Given task
Look below. Copy each line that has "What" in it.

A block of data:
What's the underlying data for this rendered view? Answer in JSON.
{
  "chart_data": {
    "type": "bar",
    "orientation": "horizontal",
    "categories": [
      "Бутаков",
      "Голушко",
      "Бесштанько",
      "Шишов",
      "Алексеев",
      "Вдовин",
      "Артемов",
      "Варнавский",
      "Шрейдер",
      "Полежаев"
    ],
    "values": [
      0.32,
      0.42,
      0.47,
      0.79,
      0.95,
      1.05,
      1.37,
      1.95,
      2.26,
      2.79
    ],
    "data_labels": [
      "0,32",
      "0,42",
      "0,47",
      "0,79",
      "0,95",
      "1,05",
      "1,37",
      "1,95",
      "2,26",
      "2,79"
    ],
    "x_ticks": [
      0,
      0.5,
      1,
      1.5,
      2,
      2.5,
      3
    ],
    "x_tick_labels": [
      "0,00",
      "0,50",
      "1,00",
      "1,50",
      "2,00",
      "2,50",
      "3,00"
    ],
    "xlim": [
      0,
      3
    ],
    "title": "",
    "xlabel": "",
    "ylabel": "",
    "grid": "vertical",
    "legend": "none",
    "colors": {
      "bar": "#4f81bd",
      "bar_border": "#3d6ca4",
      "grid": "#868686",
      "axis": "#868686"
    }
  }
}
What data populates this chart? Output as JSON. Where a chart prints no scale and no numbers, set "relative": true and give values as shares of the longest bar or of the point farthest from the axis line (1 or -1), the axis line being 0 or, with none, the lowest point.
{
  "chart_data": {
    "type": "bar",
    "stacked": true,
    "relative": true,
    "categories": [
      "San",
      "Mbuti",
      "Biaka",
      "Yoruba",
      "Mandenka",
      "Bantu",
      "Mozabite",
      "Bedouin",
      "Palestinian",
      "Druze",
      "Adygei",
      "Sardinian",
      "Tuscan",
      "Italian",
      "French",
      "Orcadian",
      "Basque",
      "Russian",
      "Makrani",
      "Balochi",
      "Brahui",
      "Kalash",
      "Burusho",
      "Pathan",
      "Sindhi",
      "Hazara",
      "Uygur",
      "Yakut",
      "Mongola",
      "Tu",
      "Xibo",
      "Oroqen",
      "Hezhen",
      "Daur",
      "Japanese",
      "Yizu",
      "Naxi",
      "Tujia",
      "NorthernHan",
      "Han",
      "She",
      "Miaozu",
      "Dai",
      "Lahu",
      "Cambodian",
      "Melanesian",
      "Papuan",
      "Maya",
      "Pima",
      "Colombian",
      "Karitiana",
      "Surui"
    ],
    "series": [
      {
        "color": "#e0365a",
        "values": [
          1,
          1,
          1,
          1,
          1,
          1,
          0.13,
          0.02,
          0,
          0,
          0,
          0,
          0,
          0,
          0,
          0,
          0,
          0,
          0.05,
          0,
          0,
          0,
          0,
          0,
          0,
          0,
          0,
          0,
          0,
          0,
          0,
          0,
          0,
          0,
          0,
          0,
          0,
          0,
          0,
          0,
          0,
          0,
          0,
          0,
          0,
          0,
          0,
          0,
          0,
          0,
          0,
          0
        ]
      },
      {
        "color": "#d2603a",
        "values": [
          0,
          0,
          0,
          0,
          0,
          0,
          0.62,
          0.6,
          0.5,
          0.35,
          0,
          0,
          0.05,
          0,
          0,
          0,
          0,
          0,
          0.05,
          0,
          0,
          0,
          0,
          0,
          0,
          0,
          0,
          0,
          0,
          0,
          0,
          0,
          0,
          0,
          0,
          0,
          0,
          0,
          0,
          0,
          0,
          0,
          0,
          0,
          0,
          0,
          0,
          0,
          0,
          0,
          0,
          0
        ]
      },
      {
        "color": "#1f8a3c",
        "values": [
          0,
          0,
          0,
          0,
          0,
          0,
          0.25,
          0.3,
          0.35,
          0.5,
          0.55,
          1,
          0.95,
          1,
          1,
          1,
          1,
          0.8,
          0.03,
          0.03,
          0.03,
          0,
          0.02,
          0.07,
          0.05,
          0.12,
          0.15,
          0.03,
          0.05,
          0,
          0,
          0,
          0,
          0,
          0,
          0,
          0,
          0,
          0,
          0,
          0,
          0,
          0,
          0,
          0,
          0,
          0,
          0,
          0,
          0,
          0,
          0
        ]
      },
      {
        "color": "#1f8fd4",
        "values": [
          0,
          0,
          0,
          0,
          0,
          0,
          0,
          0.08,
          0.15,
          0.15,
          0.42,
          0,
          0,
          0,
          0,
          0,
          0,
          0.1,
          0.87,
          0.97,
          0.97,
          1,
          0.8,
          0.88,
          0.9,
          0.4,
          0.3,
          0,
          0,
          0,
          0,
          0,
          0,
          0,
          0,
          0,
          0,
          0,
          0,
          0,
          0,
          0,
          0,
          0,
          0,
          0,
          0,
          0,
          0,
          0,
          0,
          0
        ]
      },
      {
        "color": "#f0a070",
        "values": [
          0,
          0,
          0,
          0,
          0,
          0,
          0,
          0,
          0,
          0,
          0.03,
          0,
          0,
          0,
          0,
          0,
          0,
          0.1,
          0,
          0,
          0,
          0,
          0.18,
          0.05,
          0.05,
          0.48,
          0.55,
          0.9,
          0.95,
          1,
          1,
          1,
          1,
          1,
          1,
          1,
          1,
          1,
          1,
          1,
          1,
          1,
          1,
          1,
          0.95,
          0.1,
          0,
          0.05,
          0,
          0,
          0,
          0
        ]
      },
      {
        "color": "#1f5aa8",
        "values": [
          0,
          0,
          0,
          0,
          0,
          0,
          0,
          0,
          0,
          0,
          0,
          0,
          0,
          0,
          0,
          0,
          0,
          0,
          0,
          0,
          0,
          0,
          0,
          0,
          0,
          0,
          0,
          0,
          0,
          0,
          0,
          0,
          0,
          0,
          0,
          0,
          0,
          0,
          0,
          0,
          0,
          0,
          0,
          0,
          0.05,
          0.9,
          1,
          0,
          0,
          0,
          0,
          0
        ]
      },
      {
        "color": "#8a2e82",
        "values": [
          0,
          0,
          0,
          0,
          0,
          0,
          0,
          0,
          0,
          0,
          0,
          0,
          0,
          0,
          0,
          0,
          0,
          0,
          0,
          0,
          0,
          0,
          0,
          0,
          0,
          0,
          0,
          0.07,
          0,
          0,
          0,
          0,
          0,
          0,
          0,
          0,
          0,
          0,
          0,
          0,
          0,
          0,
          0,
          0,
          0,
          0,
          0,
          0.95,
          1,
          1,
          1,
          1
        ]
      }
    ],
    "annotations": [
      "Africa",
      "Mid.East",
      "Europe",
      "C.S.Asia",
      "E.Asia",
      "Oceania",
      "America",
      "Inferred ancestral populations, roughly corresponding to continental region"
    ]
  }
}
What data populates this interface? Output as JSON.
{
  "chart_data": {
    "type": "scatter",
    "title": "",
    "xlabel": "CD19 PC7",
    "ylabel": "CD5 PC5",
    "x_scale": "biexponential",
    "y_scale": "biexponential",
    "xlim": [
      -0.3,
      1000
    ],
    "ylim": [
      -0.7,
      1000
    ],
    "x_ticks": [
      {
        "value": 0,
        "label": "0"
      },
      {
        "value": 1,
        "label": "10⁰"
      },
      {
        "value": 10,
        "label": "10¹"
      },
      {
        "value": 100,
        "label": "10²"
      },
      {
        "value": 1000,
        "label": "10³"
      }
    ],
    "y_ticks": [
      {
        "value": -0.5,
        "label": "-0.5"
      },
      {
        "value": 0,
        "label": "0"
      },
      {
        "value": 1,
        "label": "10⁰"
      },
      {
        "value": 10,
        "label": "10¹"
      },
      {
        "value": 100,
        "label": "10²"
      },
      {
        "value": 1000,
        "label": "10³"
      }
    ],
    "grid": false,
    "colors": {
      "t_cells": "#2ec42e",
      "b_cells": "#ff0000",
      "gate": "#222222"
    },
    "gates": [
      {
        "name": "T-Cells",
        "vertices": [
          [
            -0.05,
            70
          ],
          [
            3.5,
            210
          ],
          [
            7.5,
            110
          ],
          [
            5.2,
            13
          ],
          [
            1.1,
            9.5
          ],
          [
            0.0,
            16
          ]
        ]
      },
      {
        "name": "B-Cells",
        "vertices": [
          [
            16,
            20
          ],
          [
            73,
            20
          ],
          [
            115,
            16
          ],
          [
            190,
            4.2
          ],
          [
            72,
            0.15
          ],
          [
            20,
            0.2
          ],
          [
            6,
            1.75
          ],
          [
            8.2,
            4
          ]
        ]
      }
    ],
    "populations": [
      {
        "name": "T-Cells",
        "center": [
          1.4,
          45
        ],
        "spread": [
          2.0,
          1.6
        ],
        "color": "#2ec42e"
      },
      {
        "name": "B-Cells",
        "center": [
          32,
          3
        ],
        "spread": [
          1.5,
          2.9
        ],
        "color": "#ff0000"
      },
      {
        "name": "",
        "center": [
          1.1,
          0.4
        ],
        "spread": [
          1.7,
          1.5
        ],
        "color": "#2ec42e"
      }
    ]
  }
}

Answer in full
What's the underlying data for this rendered view? Answer in JSON.
What data populates this chart? Output as JSON. Where a chart prints no scale and no numbers, set "relative": true and give values as shares of the longest bar or of the point farthest from the axis line (1 or -1), the axis line being 0 or, with none, the lowest point.
What data populates this interface? Output as JSON.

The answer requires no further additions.